* [REQUEST]: Repeat the records in full and exactly, omitting pictures.
════════
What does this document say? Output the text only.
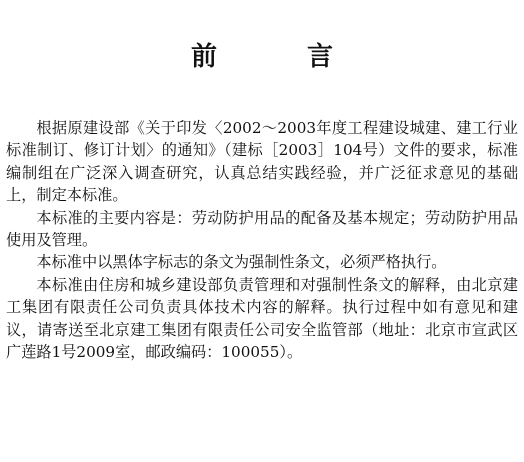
前　言

根据原建设部《关于印发〈2002～2003年度工程建设城建、建工行业标准制订、修订计划〉的通知》（建标［2003］104号）文件的要求，标准编制组在广泛深入调查研究，认真总结实践经验，并广泛征求意见的基础上，制定本标准。

本标准的主要内容是：劳动防护用品的配备及基本规定；劳动防护用品使用及管理。

本标准中以黑体字标志的条文为强制性条文，必须严格执行。

本标准由住房和城乡建设部负责管理和对强制性条文的解释，由北京建工集团有限责任公司负责具体技术内容的解释。执行过程中如有意见和建议，请寄送至北京建工集团有限责任公司安全监管部（地址：北京市宣武区广莲路1号2009室，邮政编码：100055）。
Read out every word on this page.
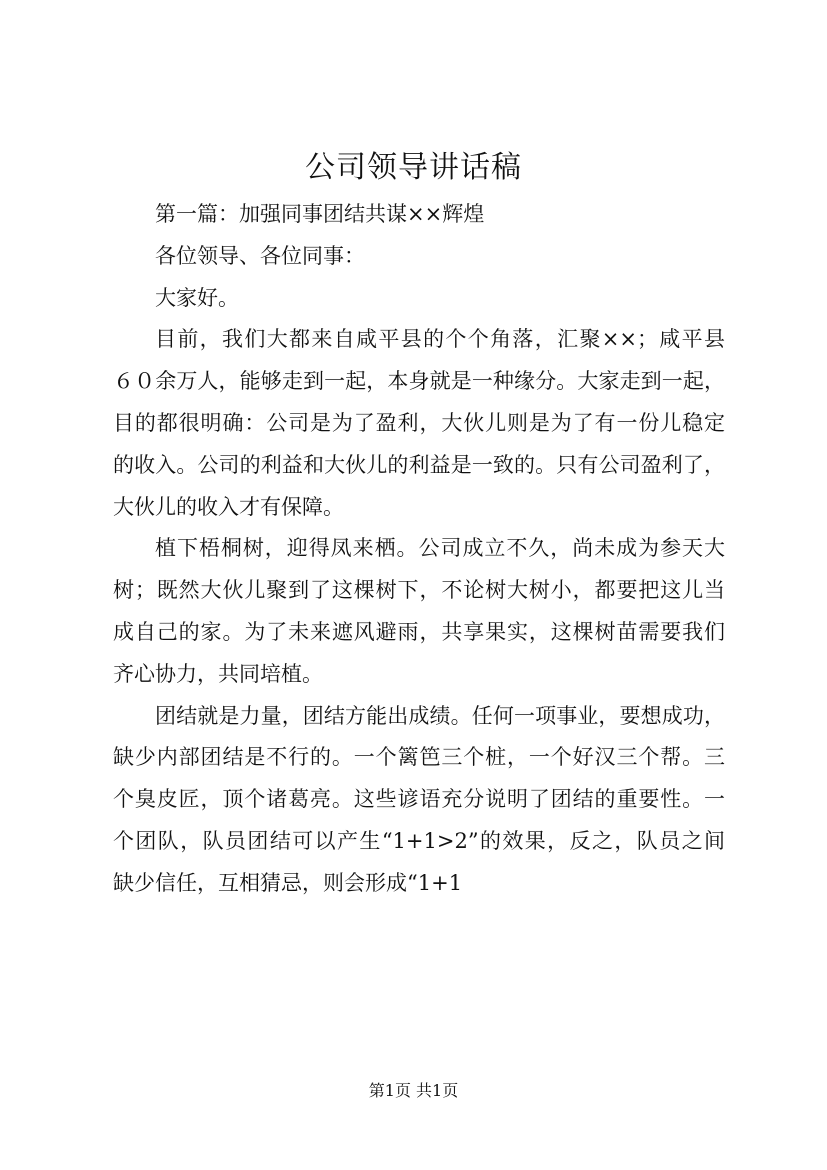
公司领导讲话稿
第一篇：加强同事团结共谋××辉煌
各位领导、各位同事：
大家好。
目前，我们大都来自咸平县的个个角落，汇聚××；咸平县
６０余万人，能够走到一起，本身就是一种缘分。大家走到一起，
目的都很明确：公司是为了盈利，大伙儿则是为了有一份儿稳定
的收入。公司的利益和大伙儿的利益是一致的。只有公司盈利了，
大伙儿的收入才有保障。
植下梧桐树，迎得凤来栖。公司成立不久，尚未成为参天大
树；既然大伙儿聚到了这棵树下，不论树大树小，都要把这儿当
成自己的家。为了未来遮风避雨，共享果实，这棵树苗需要我们
齐心协力，共同培植。
团结就是力量，团结方能出成绩。任何一项事业，要想成功，
缺少内部团结是不行的。一个篱笆三个桩，一个好汉三个帮。三
个臭皮匠，顶个诸葛亮。这些谚语充分说明了团结的重要性。一
个团队，队员团结可以产生“1+1>2”的效果，反之，队员之间
缺少信任，互相猜忌，则会形成“1+1
第1页 共1页
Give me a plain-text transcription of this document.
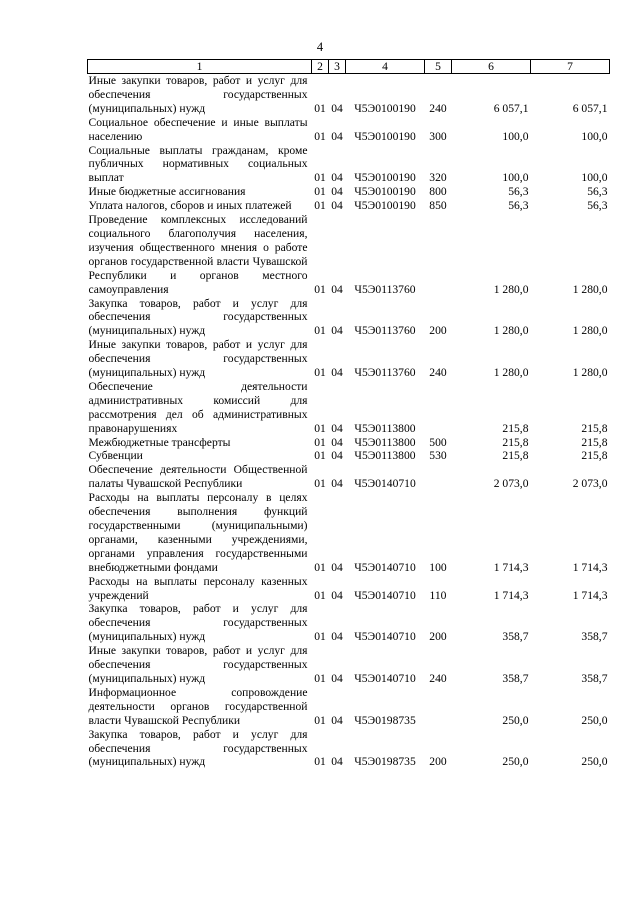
4
1	2	3	4	5	6	7
Иные закупки товаров, работ и услуг для обеспечения государственных (муниципальных) нужд	01	04	Ч5Э0100190	240	6 057,1	6 057,1
Социальное обеспечение и иные выплаты населению	01	04	Ч5Э0100190	300	100,0	100,0
Социальные выплаты гражданам, кроме публичных нормативных социальных выплат	01	04	Ч5Э0100190	320	100,0	100,0
Иные бюджетные ассигнования	01	04	Ч5Э0100190	800	56,3	56,3
Уплата налогов, сборов и иных платежей	01	04	Ч5Э0100190	850	56,3	56,3
Проведение комплексных исследований социального благополучия населения, изучения общественного мнения о работе органов государственной власти Чувашской Республики и органов местного самоуправления	01	04	Ч5Э0113760		1 280,0	1 280,0
Закупка товаров, работ и услуг для обеспечения государственных (муниципальных) нужд	01	04	Ч5Э0113760	200	1 280,0	1 280,0
Иные закупки товаров, работ и услуг для обеспечения государственных (муниципальных) нужд	01	04	Ч5Э0113760	240	1 280,0	1 280,0
Обеспечение деятельности административных комиссий для рассмотрения дел об административных правонарушениях	01	04	Ч5Э0113800		215,8	215,8
Межбюджетные трансферты	01	04	Ч5Э0113800	500	215,8	215,8
Субвенции	01	04	Ч5Э0113800	530	215,8	215,8
Обеспечение деятельности Общественной палаты Чувашской Республики	01	04	Ч5Э0140710		2 073,0	2 073,0
Расходы на выплаты персоналу в целях обеспечения выполнения функций государственными (муниципальными) органами, казенными учреждениями, органами управления государственными внебюджетными фондами	01	04	Ч5Э0140710	100	1 714,3	1 714,3
Расходы на выплаты персоналу казенных учреждений	01	04	Ч5Э0140710	110	1 714,3	1 714,3
Закупка товаров, работ и услуг для обеспечения государственных (муниципальных) нужд	01	04	Ч5Э0140710	200	358,7	358,7
Иные закупки товаров, работ и услуг для обеспечения государственных (муниципальных) нужд	01	04	Ч5Э0140710	240	358,7	358,7
Информационное сопровождение деятельности органов государственной власти Чувашской Республики	01	04	Ч5Э0198735		250,0	250,0
Закупка товаров, работ и услуг для обеспечения государственных (муниципальных) нужд	01	04	Ч5Э0198735	200	250,0	250,0
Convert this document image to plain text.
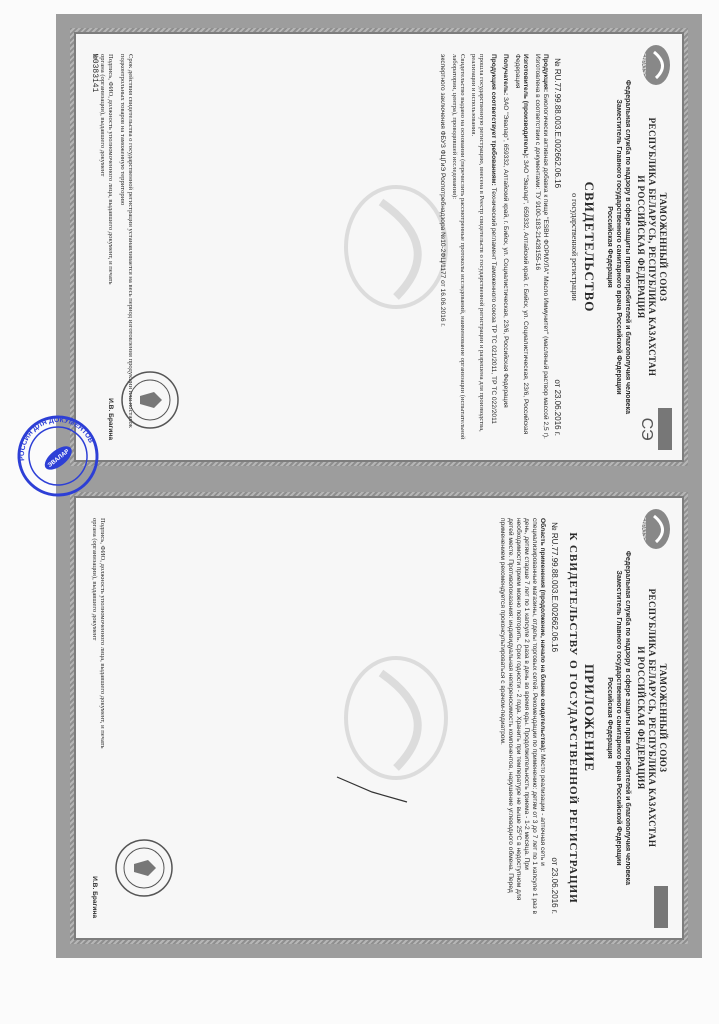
ЕВРАЗЭС
СЭ
ТАМОЖЕННЫЙ СОЮЗ
РЕСПУБЛИКА БЕЛАРУСЬ, РЕСПУБЛИКА КАЗАХСТАН
И РОССИЙСКАЯ ФЕДЕРАЦИЯ
Федеральная служба по надзору в сфере защиты прав потребителей и благополучия человека
Заместитель Главного государственного санитарного врача Российской Федерации
Российская Федерация
СВИДЕТЕЛЬСТВО
о государственной регистрации
№ RU.77.99.88.003.Е.002662.06.16
от 23.06.2016 г.
Продукция: Биологически активная добавка к пище "ESBH ФОРМУЛА" Масло Иммунитет" (масляный раствор массой 2,5 г). Изготовлена в соответствии с документами: ТУ 9100-183-21428155-16
Изготовитель (производитель): ЗАО "Эвалар", 659332, Алтайский край, г. Бийск, ул. Социалистическая, 23/6, Российская Федерация
Получатель: ЗАО "Эвалар", 659332, Алтайский край, г. Бийск, ул. Социалистическая, 23/6, Российская Федерация
Продукция соответствует требованиям: Технический регламент Таможенного союза ТР ТС 021/2011, ТР ТС 022/2011
прошла государственную регистрацию, внесена в Реестр свидетельств о государственной регистрации и разрешена для производства, реализации и использования.
Свидетельство выдано на основании (перечислить рассмотренные протоколы исследований, наименование организации (испытательной лаборатории, центра), проводившей исследования):
экспертного заключения ФБУЗ ФЦГиЭ Роспотребнадзора №10-2ФЦ/1177 от 16.06.2016 г.
Срок действия свидетельства о государственной регистрации устанавливается на весь период изготовления продукции или поставок подконтрольных товаров на таможенную территорию
Подпись, ФИО, должность уполномоченного лица, выдавшего документ, и печать органа (организации), выдавшего документ
И.В. Брагина
№0383141
ЕВРАЗЭС
ТАМОЖЕННЫЙ СОЮЗ
РЕСПУБЛИКА БЕЛАРУСЬ, РЕСПУБЛИКА КАЗАХСТАН
И РОССИЙСКАЯ ФЕДЕРАЦИЯ
Федеральная служба по надзору в сфере защиты прав потребителей и благополучия человека
Заместитель Главного государственного санитарного врача Российской Федерации
Российская Федерация
ПРИЛОЖЕНИЕ
К СВИДЕТЕЛЬСТВУ О ГОСУДАРСТВЕННОЙ РЕГИСТРАЦИИ
№ RU.77.99.88.003.Е.002662.06.16
от 23.06.2016 г.
Область применения (продолжение, начало на бланке свидетельства): Место реализации - аптечная сеть и специализированные магазины, отделы торговых сетей. Рекомендации по применению: детям от 3 до 7 лет по 1 капсуле 1 раз в день, детям старше 7 лет по 1 капсуле 2 раза в день во время еды. Продолжительность приема - 1-2 месяца. При необходимости прием можно повторить. Срок годности - 2 года. Хранить при температуре не выше 25°С в недоступном для детей месте. Противопоказания: индивидуальная непереносимость компонентов, нарушение углеводного обмена. Перед применением рекомендуется проконсультироваться с врачом-педиатром.
Подпись, ФИО, должность уполномоченного лица, выдавшего документ, и печать органа (организации), выдавшего документ
И.В. Брагина
РОССИЯ ДЛЯ ДОКУМЕНТОВ
ЭВАЛАР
════════
* [CORRECT ANSWER]:
What does this document say? Output the text only.
前　言

根据原建设部《关于印发〈2002～2003年度工程建设城建、建工行业标准制订、修订计划〉的通知》（建标［2003］104号）文件的要求，标准编制组在广泛深入调查研究，认真总结实践经验，并广泛征求意见的基础上，制定本标准。

本标准的主要内容是：劳动防护用品的配备及基本规定；劳动防护用品使用及管理。

本标准中以黑体字标志的条文为强制性条文，必须严格执行。

本标准由住房和城乡建设部负责管理和对强制性条文的解释，由北京建工集团有限责任公司负责具体技术内容的解释。执行过程中如有意见和建议，请寄送至北京建工集团有限责任公司安全监管部（地址：北京市宣武区广莲路1号2009室，邮政编码：100055）。
Read out every word on this page.
公司领导讲话稿
第一篇：加强同事团结共谋××辉煌
各位领导、各位同事：
大家好。
目前，我们大都来自咸平县的个个角落，汇聚××；咸平县
６０余万人，能够走到一起，本身就是一种缘分。大家走到一起，
目的都很明确：公司是为了盈利，大伙儿则是为了有一份儿稳定
的收入。公司的利益和大伙儿的利益是一致的。只有公司盈利了，
大伙儿的收入才有保障。
植下梧桐树，迎得凤来栖。公司成立不久，尚未成为参天大
树；既然大伙儿聚到了这棵树下，不论树大树小，都要把这儿当
成自己的家。为了未来遮风避雨，共享果实，这棵树苗需要我们
齐心协力，共同培植。
团结就是力量，团结方能出成绩。任何一项事业，要想成功，
缺少内部团结是不行的。一个篱笆三个桩，一个好汉三个帮。三
个臭皮匠，顶个诸葛亮。这些谚语充分说明了团结的重要性。一
个团队，队员团结可以产生“1+1>2”的效果，反之，队员之间
缺少信任，互相猜忌，则会形成“1+1
第1页 共1页
Give me a plain-text transcription of this document.
4
1	2	3	4	5	6	7
Иные закупки товаров, работ и услуг для обеспечения государственных (муниципальных) нужд	01	04	Ч5Э0100190	240	6 057,1	6 057,1
Социальное обеспечение и иные выплаты населению	01	04	Ч5Э0100190	300	100,0	100,0
Социальные выплаты гражданам, кроме публичных нормативных социальных выплат	01	04	Ч5Э0100190	320	100,0	100,0
Иные бюджетные ассигнования	01	04	Ч5Э0100190	800	56,3	56,3
Уплата налогов, сборов и иных платежей	01	04	Ч5Э0100190	850	56,3	56,3
Проведение комплексных исследований социального благополучия населения, изучения общественного мнения о работе органов государственной власти Чувашской Республики и органов местного самоуправления	01	04	Ч5Э0113760		1 280,0	1 280,0
Закупка товаров, работ и услуг для обеспечения государственных (муниципальных) нужд	01	04	Ч5Э0113760	200	1 280,0	1 280,0
Иные закупки товаров, работ и услуг для обеспечения государственных (муниципальных) нужд	01	04	Ч5Э0113760	240	1 280,0	1 280,0
Обеспечение деятельности административных комиссий для рассмотрения дел об административных правонарушениях	01	04	Ч5Э0113800		215,8	215,8
Межбюджетные трансферты	01	04	Ч5Э0113800	500	215,8	215,8
Субвенции	01	04	Ч5Э0113800	530	215,8	215,8
Обеспечение деятельности Общественной палаты Чувашской Республики	01	04	Ч5Э0140710		2 073,0	2 073,0
Расходы на выплаты персоналу в целях обеспечения выполнения функций государственными (муниципальными) органами, казенными учреждениями, органами управления государственными внебюджетными фондами	01	04	Ч5Э0140710	100	1 714,3	1 714,3
Расходы на выплаты персоналу казенных учреждений	01	04	Ч5Э0140710	110	1 714,3	1 714,3
Закупка товаров, работ и услуг для обеспечения государственных (муниципальных) нужд	01	04	Ч5Э0140710	200	358,7	358,7
Иные закупки товаров, работ и услуг для обеспечения государственных (муниципальных) нужд	01	04	Ч5Э0140710	240	358,7	358,7
Информационное сопровождение деятельности органов государственной власти Чувашской Республики	01	04	Ч5Э0198735		250,0	250,0
Закупка товаров, работ и услуг для обеспечения государственных (муниципальных) нужд	01	04	Ч5Э0198735	200	250,0	250,0
Convert this document image to plain text.
ЕВРАЗЭС
СЭ
ТАМОЖЕННЫЙ СОЮЗ
РЕСПУБЛИКА БЕЛАРУСЬ, РЕСПУБЛИКА КАЗАХСТАН
И РОССИЙСКАЯ ФЕДЕРАЦИЯ
Федеральная служба по надзору в сфере защиты прав потребителей и благополучия человека
Заместитель Главного государственного санитарного врача Российской Федерации
Российская Федерация
СВИДЕТЕЛЬСТВО
о государственной регистрации
№ RU.77.99.88.003.Е.002662.06.16
от 23.06.2016 г.
Продукция: Биологически активная добавка к пище "ESBH ФОРМУЛА" Масло Иммунитет" (масляный раствор массой 2,5 г). Изготовлена в соответствии с документами: ТУ 9100-183-21428155-16
Изготовитель (производитель): ЗАО "Эвалар", 659332, Алтайский край, г. Бийск, ул. Социалистическая, 23/6, Российская Федерация
Получатель: ЗАО "Эвалар", 659332, Алтайский край, г. Бийск, ул. Социалистическая, 23/6, Российская Федерация
Продукция соответствует требованиям: Технический регламент Таможенного союза ТР ТС 021/2011, ТР ТС 022/2011
прошла государственную регистрацию, внесена в Реестр свидетельств о государственной регистрации и разрешена для производства, реализации и использования.
Свидетельство выдано на основании (перечислить рассмотренные протоколы исследований, наименование организации (испытательной лаборатории, центра), проводившей исследования):
экспертного заключения ФБУЗ ФЦГиЭ Роспотребнадзора №10-2ФЦ/1177 от 16.06.2016 г.
Срок действия свидетельства о государственной регистрации устанавливается на весь период изготовления продукции или поставок подконтрольных товаров на таможенную территорию
Подпись, ФИО, должность уполномоченного лица, выдавшего документ, и печать органа (организации), выдавшего документ
И.В. Брагина
№0383141
ЕВРАЗЭС
ТАМОЖЕННЫЙ СОЮЗ
РЕСПУБЛИКА БЕЛАРУСЬ, РЕСПУБЛИКА КАЗАХСТАН
И РОССИЙСКАЯ ФЕДЕРАЦИЯ
Федеральная служба по надзору в сфере защиты прав потребителей и благополучия человека
Заместитель Главного государственного санитарного врача Российской Федерации
Российская Федерация
ПРИЛОЖЕНИЕ
К СВИДЕТЕЛЬСТВУ О ГОСУДАРСТВЕННОЙ РЕГИСТРАЦИИ
№ RU.77.99.88.003.Е.002662.06.16
от 23.06.2016 г.
Область применения (продолжение, начало на бланке свидетельства): Место реализации - аптечная сеть и специализированные магазины, отделы торговых сетей. Рекомендации по применению: детям от 3 до 7 лет по 1 капсуле 1 раз в день, детям старше 7 лет по 1 капсуле 2 раза в день во время еды. Продолжительность приема - 1-2 месяца. При необходимости прием можно повторить. Срок годности - 2 года. Хранить при температуре не выше 25°С в недоступном для детей месте. Противопоказания: индивидуальная непереносимость компонентов, нарушение углеводного обмена. Перед применением рекомендуется проконсультироваться с врачом-педиатром.
Подпись, ФИО, должность уполномоченного лица, выдавшего документ, и печать органа (организации), выдавшего документ
И.В. Брагина
РОССИЯ ДЛЯ ДОКУМЕНТОВ
ЭВАЛАР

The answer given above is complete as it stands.